▶ STATED GOAL
All of the data should be repeated exactly; pictures are not part of the copy.
[RECORDS SHOWN start]
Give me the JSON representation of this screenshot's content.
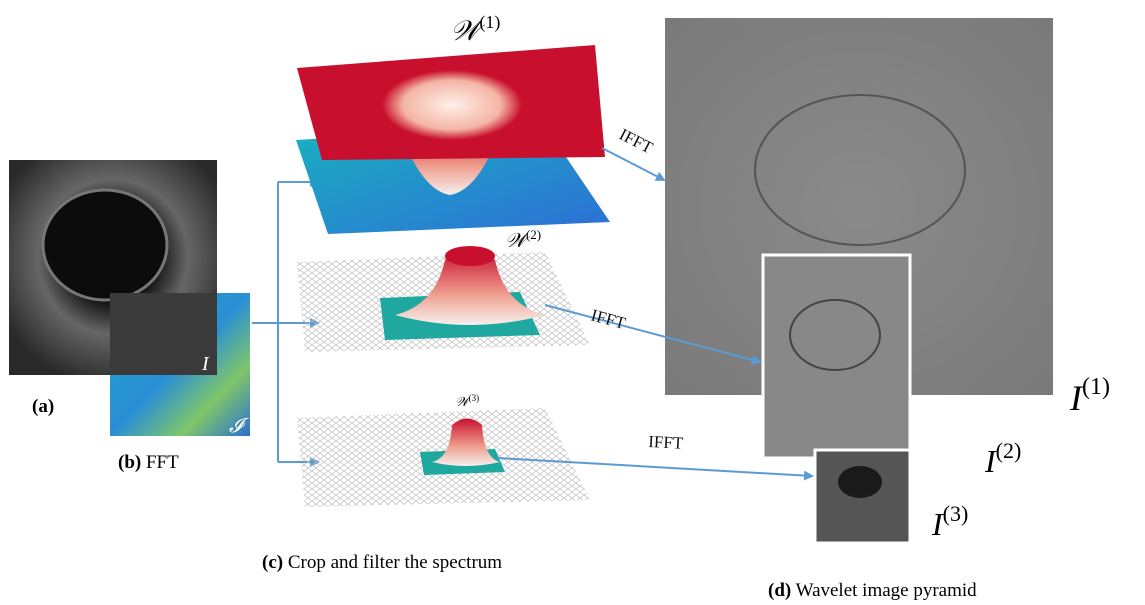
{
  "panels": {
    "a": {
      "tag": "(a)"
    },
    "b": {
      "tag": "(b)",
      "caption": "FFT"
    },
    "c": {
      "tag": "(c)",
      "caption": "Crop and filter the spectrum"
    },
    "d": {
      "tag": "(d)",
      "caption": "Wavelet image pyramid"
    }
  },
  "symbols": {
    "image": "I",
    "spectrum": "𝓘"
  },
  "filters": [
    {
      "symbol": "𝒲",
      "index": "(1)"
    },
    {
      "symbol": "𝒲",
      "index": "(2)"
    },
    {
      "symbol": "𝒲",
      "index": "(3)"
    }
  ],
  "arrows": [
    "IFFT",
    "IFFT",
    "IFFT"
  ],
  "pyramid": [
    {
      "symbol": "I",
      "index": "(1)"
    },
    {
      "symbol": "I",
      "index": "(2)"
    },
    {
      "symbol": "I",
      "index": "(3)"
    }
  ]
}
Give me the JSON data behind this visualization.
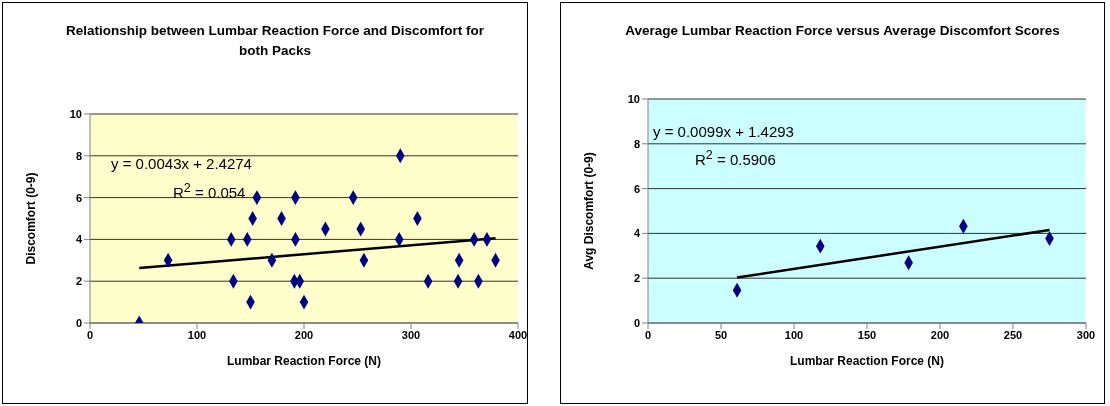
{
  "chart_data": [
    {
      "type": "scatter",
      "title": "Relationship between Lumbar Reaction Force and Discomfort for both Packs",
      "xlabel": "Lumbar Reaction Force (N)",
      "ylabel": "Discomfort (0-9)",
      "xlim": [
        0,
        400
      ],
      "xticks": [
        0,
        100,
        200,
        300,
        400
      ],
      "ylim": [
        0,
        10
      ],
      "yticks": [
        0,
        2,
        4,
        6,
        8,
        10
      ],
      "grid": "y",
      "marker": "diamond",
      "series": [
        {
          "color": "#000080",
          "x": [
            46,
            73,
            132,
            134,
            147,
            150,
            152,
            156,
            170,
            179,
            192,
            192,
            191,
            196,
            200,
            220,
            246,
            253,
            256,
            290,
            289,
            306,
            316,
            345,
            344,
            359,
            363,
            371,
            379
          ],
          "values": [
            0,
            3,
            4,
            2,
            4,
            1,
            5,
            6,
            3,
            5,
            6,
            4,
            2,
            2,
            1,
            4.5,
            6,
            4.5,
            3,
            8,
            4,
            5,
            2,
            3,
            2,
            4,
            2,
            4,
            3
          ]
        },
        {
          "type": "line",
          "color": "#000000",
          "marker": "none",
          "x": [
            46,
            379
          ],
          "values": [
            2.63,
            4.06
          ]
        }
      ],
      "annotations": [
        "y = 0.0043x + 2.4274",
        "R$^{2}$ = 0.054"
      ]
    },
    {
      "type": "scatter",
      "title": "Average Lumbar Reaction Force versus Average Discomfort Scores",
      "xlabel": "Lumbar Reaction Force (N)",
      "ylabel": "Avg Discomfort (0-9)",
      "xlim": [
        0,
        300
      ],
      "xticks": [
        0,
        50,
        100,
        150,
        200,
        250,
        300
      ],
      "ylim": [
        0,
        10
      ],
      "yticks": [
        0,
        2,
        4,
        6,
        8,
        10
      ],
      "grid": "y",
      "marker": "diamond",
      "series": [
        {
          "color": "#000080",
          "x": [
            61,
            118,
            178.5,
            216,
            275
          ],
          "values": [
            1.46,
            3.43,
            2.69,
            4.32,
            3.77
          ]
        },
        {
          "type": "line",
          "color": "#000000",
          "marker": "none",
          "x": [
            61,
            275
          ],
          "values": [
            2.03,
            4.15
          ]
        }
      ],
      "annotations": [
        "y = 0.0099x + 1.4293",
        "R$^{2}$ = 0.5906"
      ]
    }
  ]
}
[RECORDS SHOWN end]
▶ OUTPUT BELOW
Give me the JSON representation of this screenshot's content.
{
  "panels": {
    "a": {
      "tag": "(a)"
    },
    "b": {
      "tag": "(b)",
      "caption": "FFT"
    },
    "c": {
      "tag": "(c)",
      "caption": "Crop and filter the spectrum"
    },
    "d": {
      "tag": "(d)",
      "caption": "Wavelet image pyramid"
    }
  },
  "symbols": {
    "image": "I",
    "spectrum": "𝓘"
  },
  "filters": [
    {
      "symbol": "𝒲",
      "index": "(1)"
    },
    {
      "symbol": "𝒲",
      "index": "(2)"
    },
    {
      "symbol": "𝒲",
      "index": "(3)"
    }
  ],
  "arrows": [
    "IFFT",
    "IFFT",
    "IFFT"
  ],
  "pyramid": [
    {
      "symbol": "I",
      "index": "(1)"
    },
    {
      "symbol": "I",
      "index": "(2)"
    },
    {
      "symbol": "I",
      "index": "(3)"
    }
  ]
}
Give me the JSON data behind this visualization.
{
  "chart_data": [
    {
      "type": "scatter",
      "title": "Relationship between Lumbar Reaction Force and Discomfort for both Packs",
      "xlabel": "Lumbar Reaction Force (N)",
      "ylabel": "Discomfort (0-9)",
      "xlim": [
        0,
        400
      ],
      "xticks": [
        0,
        100,
        200,
        300,
        400
      ],
      "ylim": [
        0,
        10
      ],
      "yticks": [
        0,
        2,
        4,
        6,
        8,
        10
      ],
      "grid": "y",
      "marker": "diamond",
      "series": [
        {
          "color": "#000080",
          "x": [
            46,
            73,
            132,
            134,
            147,
            150,
            152,
            156,
            170,
            179,
            192,
            192,
            191,
            196,
            200,
            220,
            246,
            253,
            256,
            290,
            289,
            306,
            316,
            345,
            344,
            359,
            363,
            371,
            379
          ],
          "values": [
            0,
            3,
            4,
            2,
            4,
            1,
            5,
            6,
            3,
            5,
            6,
            4,
            2,
            2,
            1,
            4.5,
            6,
            4.5,
            3,
            8,
            4,
            5,
            2,
            3,
            2,
            4,
            2,
            4,
            3
          ]
        },
        {
          "type": "line",
          "color": "#000000",
          "marker": "none",
          "x": [
            46,
            379
          ],
          "values": [
            2.63,
            4.06
          ]
        }
      ],
      "annotations": [
        "y = 0.0043x + 2.4274",
        "R$^{2}$ = 0.054"
      ]
    },
    {
      "type": "scatter",
      "title": "Average Lumbar Reaction Force versus Average Discomfort Scores",
      "xlabel": "Lumbar Reaction Force (N)",
      "ylabel": "Avg Discomfort (0-9)",
      "xlim": [
        0,
        300
      ],
      "xticks": [
        0,
        50,
        100,
        150,
        200,
        250,
        300
      ],
      "ylim": [
        0,
        10
      ],
      "yticks": [
        0,
        2,
        4,
        6,
        8,
        10
      ],
      "grid": "y",
      "marker": "diamond",
      "series": [
        {
          "color": "#000080",
          "x": [
            61,
            118,
            178.5,
            216,
            275
          ],
          "values": [
            1.46,
            3.43,
            2.69,
            4.32,
            3.77
          ]
        },
        {
          "type": "line",
          "color": "#000000",
          "marker": "none",
          "x": [
            61,
            275
          ],
          "values": [
            2.03,
            4.15
          ]
        }
      ],
      "annotations": [
        "y = 0.0099x + 1.4293",
        "R$^{2}$ = 0.5906"
      ]
    }
  ]
}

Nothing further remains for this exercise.